-- begin STORED RECORDS --
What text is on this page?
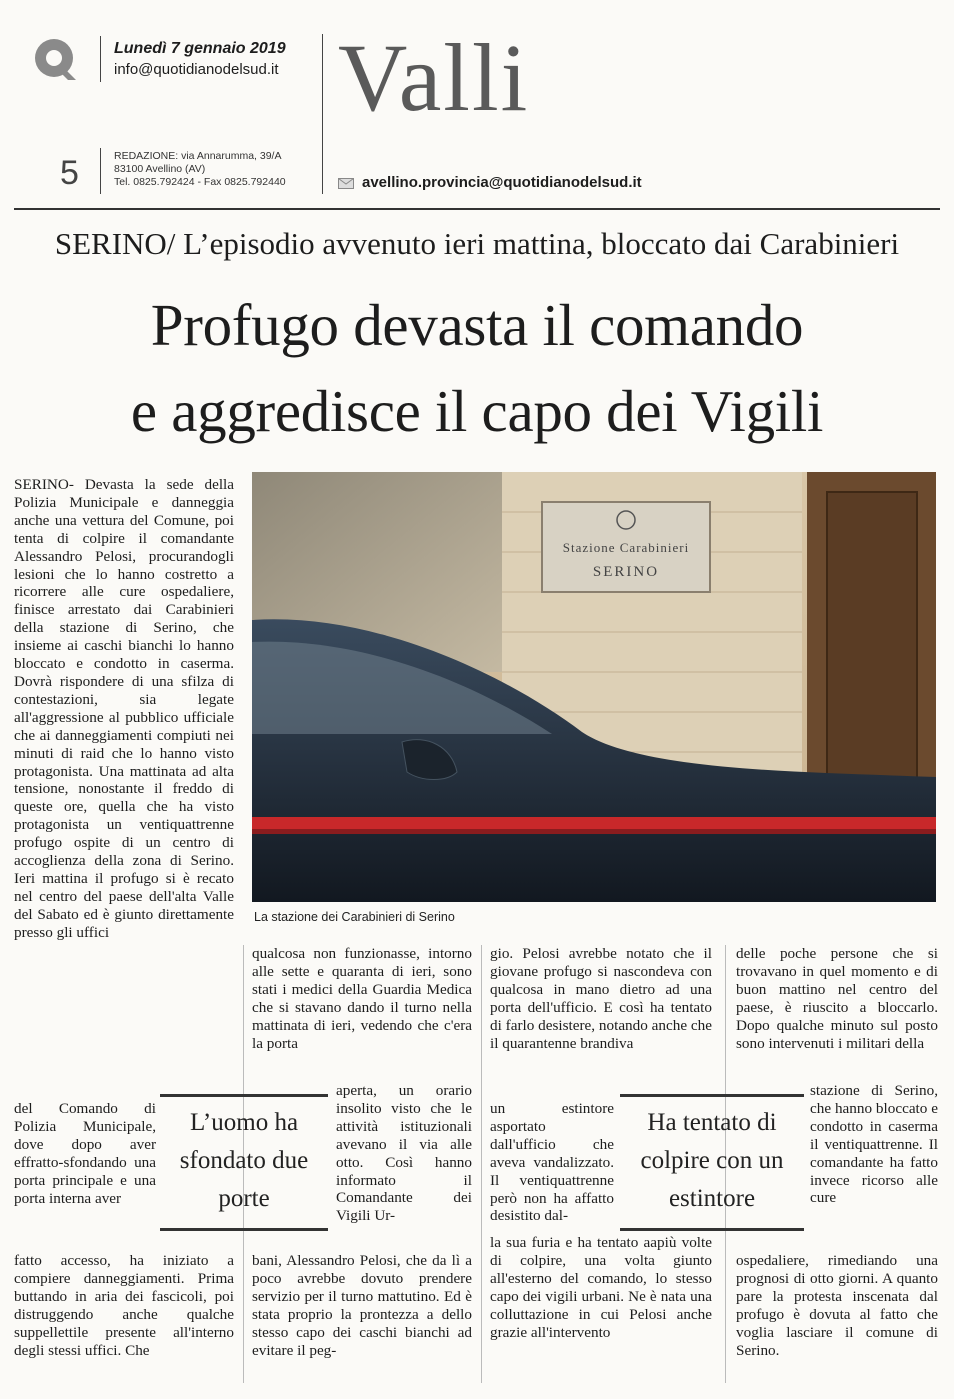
Lunedì 7 gennaio 2019
info@quotidianodelsud.it
5	REDAZIONE: via Annarumma, 39/A
83100 Avellino (AV)
Tel. 0825.792424 - Fax 0825.792440
Valli
avellino.provincia@quotidianodelsud.it
SERINO/ L’episodio avvenuto ieri mattina, bloccato dai Carabinieri
Profugo devasta il comando
e aggredisce il capo dei Vigili
Stazione Carabinieri
SERINO
La stazione dei Carabinieri di Serino

SERINO- Devasta la sede della Polizia Municipale e danneggia anche una vettura del Comune, poi tenta di colpire il comandante Alessandro Pelosi, procurandogli lesioni che lo hanno costretto a ricorrere alle cure ospedaliere, finisce arrestato dai Carabinieri della stazione di Serino, che insieme ai caschi bianchi lo hanno bloccato e condotto in caserma. Dovrà rispondere di una sfilza di contestazioni, sia legate all'aggressione al pubblico ufficiale che ai danneggiamenti compiuti nei minuti di raid che lo hanno visto protagonista. Una mattinata ad alta tensione, nonostante il freddo di queste ore, quella che ha visto protagonista un ventiquattrenne profugo ospite di un centro di accoglienza della zona di Serino. Ieri mattina il profugo si è recato nel centro del paese dell'alta Valle del Sabato ed è giunto direttamente presso gli uffici

del Comando di Polizia Municipale, dove dopo aver effratto-sfondando una porta principale e una porta interna aver

fatto accesso, ha iniziato a compiere danneggiamenti. Prima buttando in aria dei fascicoli, poi distruggendo anche qualche suppellettile presente all'interno degli stessi uffici. Che

qualcosa non funzionasse, intorno alle sette e quaranta di ieri, sono stati i medici della Guardia Medica che si stavano dando il turno nella mattinata di ieri, vedendo che c'era la porta

aperta, un orario insolito visto che le attività istituzionali avevano il via alle otto. Così hanno informato il Comandante dei Vigili Ur-

bani, Alessandro Pelosi, che da lì a poco avrebbe dovuto prendere servizio per il turno mattutino. Ed è stata proprio la prontezza a dello stesso capo dei caschi bianchi ad evitare il peg-

gio. Pelosi avrebbe notato che il giovane profugo si nascondeva con qualcosa in mano dietro ad una porta dell'ufficio. E così ha tentato di farlo desistere, notando anche che il quarantenne brandiva

un estintore asportato dall'ufficio che aveva vandalizzato. Il ventiquattrenne però non ha affatto desistito dal-

la sua furia e ha tentato aapiù volte di colpire, una volta giunto all'esterno del comando, lo stesso capo dei vigili urbani. Ne è nata una colluttazione in cui Pelosi anche grazie all'intervento

delle poche persone che si trovavano in quel momento e di buon mattino nel centro del paese, è riuscito a bloccarlo. Dopo qualche minuto sul posto sono intervenuti i militari della

stazione di Serino, che hanno bloccato e condotto in caserma il ventiquattrenne. Il comandante ha fatto invece ricorso alle cure

ospedaliere, rimediando una prognosi di otto giorni. A quanto pare la protesta inscenata dal profugo è dovuta al fatto che voglia lasciare il comune di Serino.

L’uomo ha sfondato due porte
Ha tentato di colpire con un estintore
-- end STORED RECORDS --
GIVEN TASK: Using the listing above, show each line holding the string "ospedaliere".

FINISHED ANSWER:
SERINO- Devasta la sede della Polizia Municipale e danneggia anche una vettura del Comune, poi tenta di colpire il comandante Alessandro Pelosi, procurandogli lesioni che lo hanno costretto a ricorrere alle cure ospedaliere, finisce arrestato dai Carabinieri della stazione di Serino, che insieme ai caschi bianchi lo hanno bloccato e condotto in caserma. Dovrà rispondere di una sfilza di contestazioni, sia legate all'aggressione al pubblico ufficiale che ai danneggiamenti compiuti nei minuti di raid che lo hanno visto protagonista. Una mattinata ad alta tensione, nonostante il freddo di queste ore, quella che ha visto protagonista un ventiquattrenne profugo ospite di un centro di accoglienza della zona di Serino. Ieri mattina il profugo si è recato nel centro del paese dell'alta Valle del Sabato ed è giunto direttamente presso gli uffici
ospedaliere, rimediando una prognosi di otto giorni. A quanto pare la protesta inscenata dal profugo è dovuta al fatto che voglia lasciare il comune di Serino.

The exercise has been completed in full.